Your instructions - Skip the pictures and quote all of the lines exactly.

Listing -

▼

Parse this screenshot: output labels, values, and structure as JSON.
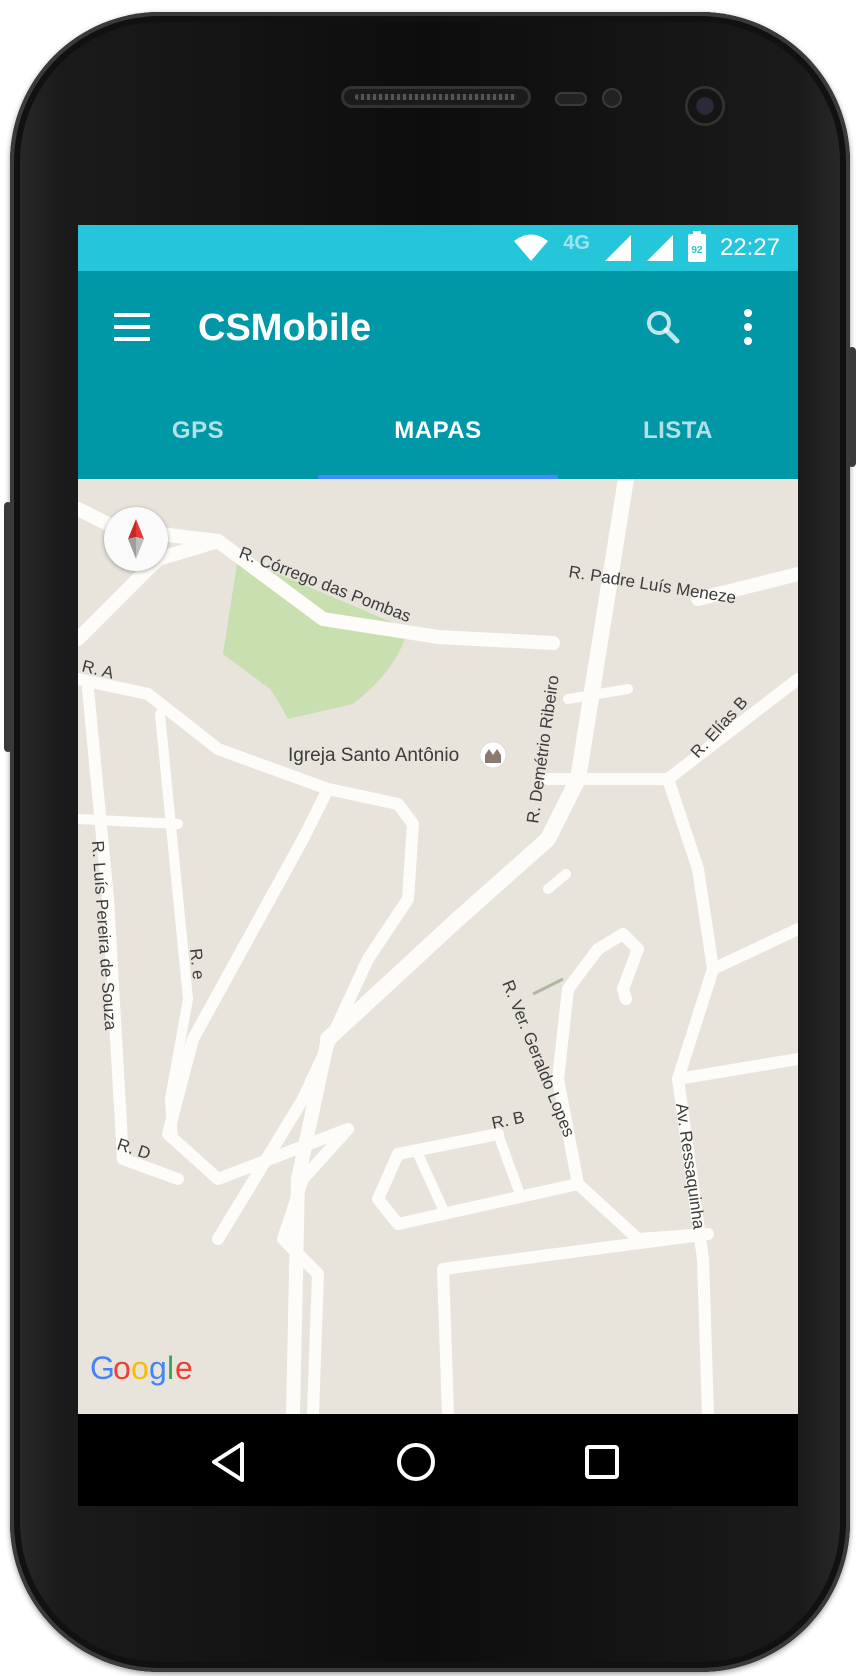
{
  "statusbar": {
    "network_label": "4G",
    "battery_level": "92",
    "time": "22:27"
  },
  "appbar": {
    "title": "CSMobile",
    "menu_icon": "hamburger-menu-icon",
    "search_icon": "search-icon",
    "more_icon": "more-vert-icon"
  },
  "tabs": [
    {
      "label": "GPS",
      "active": false
    },
    {
      "label": "MAPAS",
      "active": true
    },
    {
      "label": "LISTA",
      "active": false
    }
  ],
  "map": {
    "labels": {
      "corrego": "R. Córrego das Pombas",
      "padre": "R. Padre Luís Meneze",
      "ra": "R. A",
      "elias": "R. Elías B",
      "igreja": "Igreja Santo Antônio",
      "demetrio": "R. Demétrio Ribeiro",
      "luis": "R. Luís Pereira de Souza",
      "re": "R. e",
      "vereador": "R. Ver. Geraldo Lopes",
      "rb": "R. B",
      "rd": "R. D",
      "ressaquinha": "Av. Ressaquinha"
    },
    "attribution": "Google",
    "colors": {
      "land": "#e8e4dc",
      "road": "#fdfcf9",
      "park": "#c8dfb0",
      "label": "#3c3c3c"
    }
  },
  "navbar": {
    "back_icon": "back-triangle-icon",
    "home_icon": "home-circle-icon",
    "recents_icon": "recents-square-icon"
  },
  "colors": {
    "statusbar": "#26c6da",
    "appbar": "#0097a7",
    "tab_indicator": "#448aff"
  }
}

▲

Final result -
Parse this screenshot: output labels, values, and structure as JSON.
{
  "statusbar": {
    "network_label": "4G",
    "battery_level": "92",
    "time": "22:27"
  },
  "appbar": {
    "title": "CSMobile",
    "menu_icon": "hamburger-menu-icon",
    "search_icon": "search-icon",
    "more_icon": "more-vert-icon"
  },
  "tabs": [
    {
      "label": "GPS",
      "active": false
    },
    {
      "label": "MAPAS",
      "active": true
    },
    {
      "label": "LISTA",
      "active": false
    }
  ],
  "map": {
    "labels": {
      "corrego": "R. Córrego das Pombas",
      "padre": "R. Padre Luís Meneze",
      "ra": "R. A",
      "elias": "R. Elías B",
      "igreja": "Igreja Santo Antônio",
      "demetrio": "R. Demétrio Ribeiro",
      "luis": "R. Luís Pereira de Souza",
      "re": "R. e",
      "vereador": "R. Ver. Geraldo Lopes",
      "rb": "R. B",
      "rd": "R. D",
      "ressaquinha": "Av. Ressaquinha"
    },
    "attribution": "Google",
    "colors": {
      "land": "#e8e4dc",
      "road": "#fdfcf9",
      "park": "#c8dfb0",
      "label": "#3c3c3c"
    }
  },
  "navbar": {
    "back_icon": "back-triangle-icon",
    "home_icon": "home-circle-icon",
    "recents_icon": "recents-square-icon"
  },
  "colors": {
    "statusbar": "#26c6da",
    "appbar": "#0097a7",
    "tab_indicator": "#448aff"
  }
}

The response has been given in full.